**REQUIRED WORK**.
Please repeat all of the listing exactly.

(Recorded data)

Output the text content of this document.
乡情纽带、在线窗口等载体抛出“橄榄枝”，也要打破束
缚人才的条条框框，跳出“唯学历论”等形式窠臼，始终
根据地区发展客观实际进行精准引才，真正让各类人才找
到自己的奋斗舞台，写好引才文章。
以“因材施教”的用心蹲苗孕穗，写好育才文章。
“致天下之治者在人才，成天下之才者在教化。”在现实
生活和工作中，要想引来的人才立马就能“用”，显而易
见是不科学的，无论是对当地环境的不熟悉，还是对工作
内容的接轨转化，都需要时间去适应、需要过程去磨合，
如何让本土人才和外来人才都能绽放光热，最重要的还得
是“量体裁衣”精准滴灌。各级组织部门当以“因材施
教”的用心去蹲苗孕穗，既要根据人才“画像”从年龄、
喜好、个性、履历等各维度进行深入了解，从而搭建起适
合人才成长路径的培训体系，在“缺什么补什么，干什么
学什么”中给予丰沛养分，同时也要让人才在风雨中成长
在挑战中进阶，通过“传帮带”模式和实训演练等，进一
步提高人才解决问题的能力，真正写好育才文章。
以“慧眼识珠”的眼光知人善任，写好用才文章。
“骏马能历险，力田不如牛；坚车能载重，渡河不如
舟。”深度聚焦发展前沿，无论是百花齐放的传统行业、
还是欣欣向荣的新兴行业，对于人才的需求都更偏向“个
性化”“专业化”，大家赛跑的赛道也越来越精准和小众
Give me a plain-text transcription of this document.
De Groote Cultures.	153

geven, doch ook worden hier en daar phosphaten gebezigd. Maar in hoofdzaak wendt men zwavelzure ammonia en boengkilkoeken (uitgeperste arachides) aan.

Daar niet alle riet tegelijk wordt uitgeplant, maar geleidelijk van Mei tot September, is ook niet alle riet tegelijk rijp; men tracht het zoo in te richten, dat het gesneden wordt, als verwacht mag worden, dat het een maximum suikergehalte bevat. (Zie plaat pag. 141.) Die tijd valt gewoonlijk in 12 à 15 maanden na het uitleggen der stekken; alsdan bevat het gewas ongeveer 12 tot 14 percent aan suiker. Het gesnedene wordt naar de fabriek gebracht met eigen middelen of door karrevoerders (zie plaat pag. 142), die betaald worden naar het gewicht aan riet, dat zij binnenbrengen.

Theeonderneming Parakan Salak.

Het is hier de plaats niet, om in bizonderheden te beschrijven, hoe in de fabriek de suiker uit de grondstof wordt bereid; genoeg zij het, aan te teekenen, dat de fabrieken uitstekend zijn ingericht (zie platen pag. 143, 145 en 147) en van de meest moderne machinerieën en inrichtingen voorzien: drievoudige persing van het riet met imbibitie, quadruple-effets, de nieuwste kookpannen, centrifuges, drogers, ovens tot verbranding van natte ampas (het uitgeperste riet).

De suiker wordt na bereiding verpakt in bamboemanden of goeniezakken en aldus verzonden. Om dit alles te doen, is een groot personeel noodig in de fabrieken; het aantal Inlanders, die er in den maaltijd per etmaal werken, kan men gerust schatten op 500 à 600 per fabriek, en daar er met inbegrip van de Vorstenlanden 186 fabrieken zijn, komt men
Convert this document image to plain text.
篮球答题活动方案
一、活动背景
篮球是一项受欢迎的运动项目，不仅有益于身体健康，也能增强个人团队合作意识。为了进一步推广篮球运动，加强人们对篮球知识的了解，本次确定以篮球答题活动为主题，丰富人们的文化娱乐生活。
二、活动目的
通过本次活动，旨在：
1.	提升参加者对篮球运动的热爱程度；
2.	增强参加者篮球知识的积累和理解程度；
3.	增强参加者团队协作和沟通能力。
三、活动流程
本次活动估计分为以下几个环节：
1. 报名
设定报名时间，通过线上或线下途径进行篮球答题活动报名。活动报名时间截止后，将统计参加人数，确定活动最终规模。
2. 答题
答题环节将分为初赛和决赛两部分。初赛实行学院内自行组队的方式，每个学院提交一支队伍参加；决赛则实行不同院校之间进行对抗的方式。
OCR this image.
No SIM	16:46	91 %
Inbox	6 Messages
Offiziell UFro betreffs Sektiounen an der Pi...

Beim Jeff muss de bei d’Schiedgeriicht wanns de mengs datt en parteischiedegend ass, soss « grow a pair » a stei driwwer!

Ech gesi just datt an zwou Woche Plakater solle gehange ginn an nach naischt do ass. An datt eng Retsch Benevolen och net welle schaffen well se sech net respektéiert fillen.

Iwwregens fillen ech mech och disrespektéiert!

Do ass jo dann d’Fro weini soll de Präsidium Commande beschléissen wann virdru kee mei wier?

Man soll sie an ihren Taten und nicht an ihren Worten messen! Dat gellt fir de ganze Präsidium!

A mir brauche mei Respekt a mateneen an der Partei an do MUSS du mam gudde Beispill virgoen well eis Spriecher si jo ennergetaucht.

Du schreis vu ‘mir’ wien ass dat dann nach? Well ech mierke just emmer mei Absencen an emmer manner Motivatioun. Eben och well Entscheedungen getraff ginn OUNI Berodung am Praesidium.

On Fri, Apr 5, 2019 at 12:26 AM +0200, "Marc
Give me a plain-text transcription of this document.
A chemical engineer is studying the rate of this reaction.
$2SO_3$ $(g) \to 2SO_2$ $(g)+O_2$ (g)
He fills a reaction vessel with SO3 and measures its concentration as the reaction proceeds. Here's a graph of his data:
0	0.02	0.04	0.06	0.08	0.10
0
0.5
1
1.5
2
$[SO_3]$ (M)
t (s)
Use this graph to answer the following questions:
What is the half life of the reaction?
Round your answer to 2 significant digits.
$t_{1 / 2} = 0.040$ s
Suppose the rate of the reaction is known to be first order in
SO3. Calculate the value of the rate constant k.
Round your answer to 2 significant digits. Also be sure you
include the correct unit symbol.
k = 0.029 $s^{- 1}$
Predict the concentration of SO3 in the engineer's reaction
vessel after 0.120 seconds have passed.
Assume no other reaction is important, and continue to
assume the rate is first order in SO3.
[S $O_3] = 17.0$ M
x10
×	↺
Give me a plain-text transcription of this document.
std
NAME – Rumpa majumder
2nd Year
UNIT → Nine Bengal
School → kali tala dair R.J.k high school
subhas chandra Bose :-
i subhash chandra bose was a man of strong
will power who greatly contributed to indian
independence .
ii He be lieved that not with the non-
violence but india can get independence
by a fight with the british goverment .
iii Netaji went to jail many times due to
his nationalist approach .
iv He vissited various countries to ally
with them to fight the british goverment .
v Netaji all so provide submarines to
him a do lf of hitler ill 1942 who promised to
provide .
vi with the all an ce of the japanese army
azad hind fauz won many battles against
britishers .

**RESPONSE TO THIS TASK**.
Output the text content of this document.
乡情纽带、在线窗口等载体抛出“橄榄枝”，也要打破束
缚人才的条条框框，跳出“唯学历论”等形式窠臼，始终
根据地区发展客观实际进行精准引才，真正让各类人才找
到自己的奋斗舞台，写好引才文章。
以“因材施教”的用心蹲苗孕穗，写好育才文章。
“致天下之治者在人才，成天下之才者在教化。”在现实
生活和工作中，要想引来的人才立马就能“用”，显而易
见是不科学的，无论是对当地环境的不熟悉，还是对工作
内容的接轨转化，都需要时间去适应、需要过程去磨合，
如何让本土人才和外来人才都能绽放光热，最重要的还得
是“量体裁衣”精准滴灌。各级组织部门当以“因材施
教”的用心去蹲苗孕穗，既要根据人才“画像”从年龄、
喜好、个性、履历等各维度进行深入了解，从而搭建起适
合人才成长路径的培训体系，在“缺什么补什么，干什么
学什么”中给予丰沛养分，同时也要让人才在风雨中成长
在挑战中进阶，通过“传帮带”模式和实训演练等，进一
步提高人才解决问题的能力，真正写好育才文章。
以“慧眼识珠”的眼光知人善任，写好用才文章。
“骏马能历险，力田不如牛；坚车能载重，渡河不如
舟。”深度聚焦发展前沿，无论是百花齐放的传统行业、
还是欣欣向荣的新兴行业，对于人才的需求都更偏向“个
性化”“专业化”，大家赛跑的赛道也越来越精准和小众
Give me a plain-text transcription of this document.
De Groote Cultures.	153

geven, doch ook worden hier en daar phosphaten gebezigd. Maar in hoofdzaak wendt men zwavelzure ammonia en boengkilkoeken (uitgeperste arachides) aan.

Daar niet alle riet tegelijk wordt uitgeplant, maar geleidelijk van Mei tot September, is ook niet alle riet tegelijk rijp; men tracht het zoo in te richten, dat het gesneden wordt, als verwacht mag worden, dat het een maximum suikergehalte bevat. (Zie plaat pag. 141.) Die tijd valt gewoonlijk in 12 à 15 maanden na het uitleggen der stekken; alsdan bevat het gewas ongeveer 12 tot 14 percent aan suiker. Het gesnedene wordt naar de fabriek gebracht met eigen middelen of door karrevoerders (zie plaat pag. 142), die betaald worden naar het gewicht aan riet, dat zij binnenbrengen.

Theeonderneming Parakan Salak.

Het is hier de plaats niet, om in bizonderheden te beschrijven, hoe in de fabriek de suiker uit de grondstof wordt bereid; genoeg zij het, aan te teekenen, dat de fabrieken uitstekend zijn ingericht (zie platen pag. 143, 145 en 147) en van de meest moderne machinerieën en inrichtingen voorzien: drievoudige persing van het riet met imbibitie, quadruple-effets, de nieuwste kookpannen, centrifuges, drogers, ovens tot verbranding van natte ampas (het uitgeperste riet).

De suiker wordt na bereiding verpakt in bamboemanden of goeniezakken en aldus verzonden. Om dit alles te doen, is een groot personeel noodig in de fabrieken; het aantal Inlanders, die er in den maaltijd per etmaal werken, kan men gerust schatten op 500 à 600 per fabriek, en daar er met inbegrip van de Vorstenlanden 186 fabrieken zijn, komt men
Convert this document image to plain text.
篮球答题活动方案
一、活动背景
篮球是一项受欢迎的运动项目，不仅有益于身体健康，也能增强个人团队合作意识。为了进一步推广篮球运动，加强人们对篮球知识的了解，本次确定以篮球答题活动为主题，丰富人们的文化娱乐生活。
二、活动目的
通过本次活动，旨在：
1.	提升参加者对篮球运动的热爱程度；
2.	增强参加者篮球知识的积累和理解程度；
3.	增强参加者团队协作和沟通能力。
三、活动流程
本次活动估计分为以下几个环节：
1. 报名
设定报名时间，通过线上或线下途径进行篮球答题活动报名。活动报名时间截止后，将统计参加人数，确定活动最终规模。
2. 答题
答题环节将分为初赛和决赛两部分。初赛实行学院内自行组队的方式，每个学院提交一支队伍参加；决赛则实行不同院校之间进行对抗的方式。
OCR this image.
No SIM	16:46	91 %
Inbox	6 Messages
Offiziell UFro betreffs Sektiounen an der Pi...

Beim Jeff muss de bei d’Schiedgeriicht wanns de mengs datt en parteischiedegend ass, soss « grow a pair » a stei driwwer!

Ech gesi just datt an zwou Woche Plakater solle gehange ginn an nach naischt do ass. An datt eng Retsch Benevolen och net welle schaffen well se sech net respektéiert fillen.

Iwwregens fillen ech mech och disrespektéiert!

Do ass jo dann d’Fro weini soll de Präsidium Commande beschléissen wann virdru kee mei wier?

Man soll sie an ihren Taten und nicht an ihren Worten messen! Dat gellt fir de ganze Präsidium!

A mir brauche mei Respekt a mateneen an der Partei an do MUSS du mam gudde Beispill virgoen well eis Spriecher si jo ennergetaucht.

Du schreis vu ‘mir’ wien ass dat dann nach? Well ech mierke just emmer mei Absencen an emmer manner Motivatioun. Eben och well Entscheedungen getraff ginn OUNI Berodung am Praesidium.

On Fri, Apr 5, 2019 at 12:26 AM +0200, "Marc
Give me a plain-text transcription of this document.
A chemical engineer is studying the rate of this reaction.
$2SO_3$ $(g) \to 2SO_2$ $(g)+O_2$ (g)
He fills a reaction vessel with SO3 and measures its concentration as the reaction proceeds. Here's a graph of his data:
0	0.02	0.04	0.06	0.08	0.10
0
0.5
1
1.5
2
$[SO_3]$ (M)
t (s)
Use this graph to answer the following questions:
What is the half life of the reaction?
Round your answer to 2 significant digits.
$t_{1 / 2} = 0.040$ s
Suppose the rate of the reaction is known to be first order in
SO3. Calculate the value of the rate constant k.
Round your answer to 2 significant digits. Also be sure you
include the correct unit symbol.
k = 0.029 $s^{- 1}$
Predict the concentration of SO3 in the engineer's reaction
vessel after 0.120 seconds have passed.
Assume no other reaction is important, and continue to
assume the rate is first order in SO3.
[S $O_3] = 17.0$ M
x10
×	↺
Give me a plain-text transcription of this document.
std
NAME – Rumpa majumder
2nd Year
UNIT → Nine Bengal
School → kali tala dair R.J.k high school
subhas chandra Bose :-
i subhash chandra bose was a man of strong
will power who greatly contributed to indian
independence .
ii He be lieved that not with the non-
violence but india can get independence
by a fight with the british goverment .
iii Netaji went to jail many times due to
his nationalist approach .
iv He vissited various countries to ally
with them to fight the british goverment .
v Netaji all so provide submarines to
him a do lf of hitler ill 1942 who promised to
provide .
vi with the all an ce of the japanese army
azad hind fauz won many battles against
britishers .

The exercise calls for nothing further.